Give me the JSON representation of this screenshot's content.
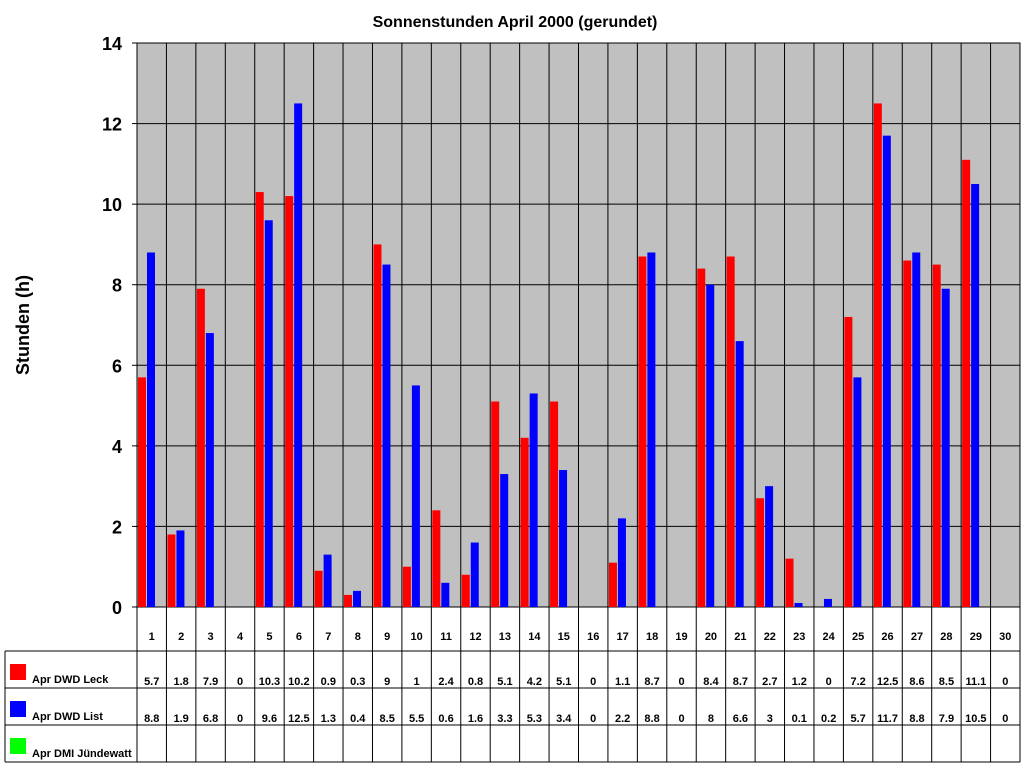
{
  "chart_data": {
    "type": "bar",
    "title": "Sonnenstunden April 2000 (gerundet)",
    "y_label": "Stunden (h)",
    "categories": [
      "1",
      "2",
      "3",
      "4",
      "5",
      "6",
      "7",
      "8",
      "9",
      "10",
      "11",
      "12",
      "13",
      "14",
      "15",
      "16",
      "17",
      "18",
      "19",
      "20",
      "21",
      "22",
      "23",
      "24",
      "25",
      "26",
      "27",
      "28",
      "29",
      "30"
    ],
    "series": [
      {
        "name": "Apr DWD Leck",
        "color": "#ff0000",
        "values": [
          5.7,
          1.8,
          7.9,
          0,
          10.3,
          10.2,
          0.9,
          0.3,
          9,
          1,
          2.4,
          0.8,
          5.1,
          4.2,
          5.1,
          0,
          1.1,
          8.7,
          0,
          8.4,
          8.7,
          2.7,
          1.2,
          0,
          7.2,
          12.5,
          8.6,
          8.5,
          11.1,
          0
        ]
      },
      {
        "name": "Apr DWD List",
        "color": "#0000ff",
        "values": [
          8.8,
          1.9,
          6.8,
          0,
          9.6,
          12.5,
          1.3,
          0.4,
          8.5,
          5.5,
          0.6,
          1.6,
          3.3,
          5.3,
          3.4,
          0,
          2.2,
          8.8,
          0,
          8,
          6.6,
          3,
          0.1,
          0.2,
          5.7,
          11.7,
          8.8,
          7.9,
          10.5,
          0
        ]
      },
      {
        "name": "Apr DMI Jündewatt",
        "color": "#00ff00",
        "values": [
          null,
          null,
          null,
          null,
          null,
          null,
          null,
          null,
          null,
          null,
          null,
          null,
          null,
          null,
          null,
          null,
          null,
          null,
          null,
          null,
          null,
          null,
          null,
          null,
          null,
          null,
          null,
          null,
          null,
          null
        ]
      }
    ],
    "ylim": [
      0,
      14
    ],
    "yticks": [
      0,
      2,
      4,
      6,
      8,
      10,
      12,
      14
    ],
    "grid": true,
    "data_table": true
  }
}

· · · ·

**GIVEN TASK:**
Restate the full listing verbatim and drop every picture.

**EXERCISE ANSWER:**
Give me the JSON representation of this screenshot's content.
{
  "chart_data": {
    "type": "bar",
    "title": "Sonnenstunden April 2000 (gerundet)",
    "y_label": "Stunden (h)",
    "categories": [
      "1",
      "2",
      "3",
      "4",
      "5",
      "6",
      "7",
      "8",
      "9",
      "10",
      "11",
      "12",
      "13",
      "14",
      "15",
      "16",
      "17",
      "18",
      "19",
      "20",
      "21",
      "22",
      "23",
      "24",
      "25",
      "26",
      "27",
      "28",
      "29",
      "30"
    ],
    "series": [
      {
        "name": "Apr DWD Leck",
        "color": "#ff0000",
        "values": [
          5.7,
          1.8,
          7.9,
          0,
          10.3,
          10.2,
          0.9,
          0.3,
          9,
          1,
          2.4,
          0.8,
          5.1,
          4.2,
          5.1,
          0,
          1.1,
          8.7,
          0,
          8.4,
          8.7,
          2.7,
          1.2,
          0,
          7.2,
          12.5,
          8.6,
          8.5,
          11.1,
          0
        ]
      },
      {
        "name": "Apr DWD List",
        "color": "#0000ff",
        "values": [
          8.8,
          1.9,
          6.8,
          0,
          9.6,
          12.5,
          1.3,
          0.4,
          8.5,
          5.5,
          0.6,
          1.6,
          3.3,
          5.3,
          3.4,
          0,
          2.2,
          8.8,
          0,
          8,
          6.6,
          3,
          0.1,
          0.2,
          5.7,
          11.7,
          8.8,
          7.9,
          10.5,
          0
        ]
      },
      {
        "name": "Apr DMI Jündewatt",
        "color": "#00ff00",
        "values": [
          null,
          null,
          null,
          null,
          null,
          null,
          null,
          null,
          null,
          null,
          null,
          null,
          null,
          null,
          null,
          null,
          null,
          null,
          null,
          null,
          null,
          null,
          null,
          null,
          null,
          null,
          null,
          null,
          null,
          null
        ]
      }
    ],
    "ylim": [
      0,
      14
    ],
    "yticks": [
      0,
      2,
      4,
      6,
      8,
      10,
      12,
      14
    ],
    "grid": true,
    "data_table": true
  }
}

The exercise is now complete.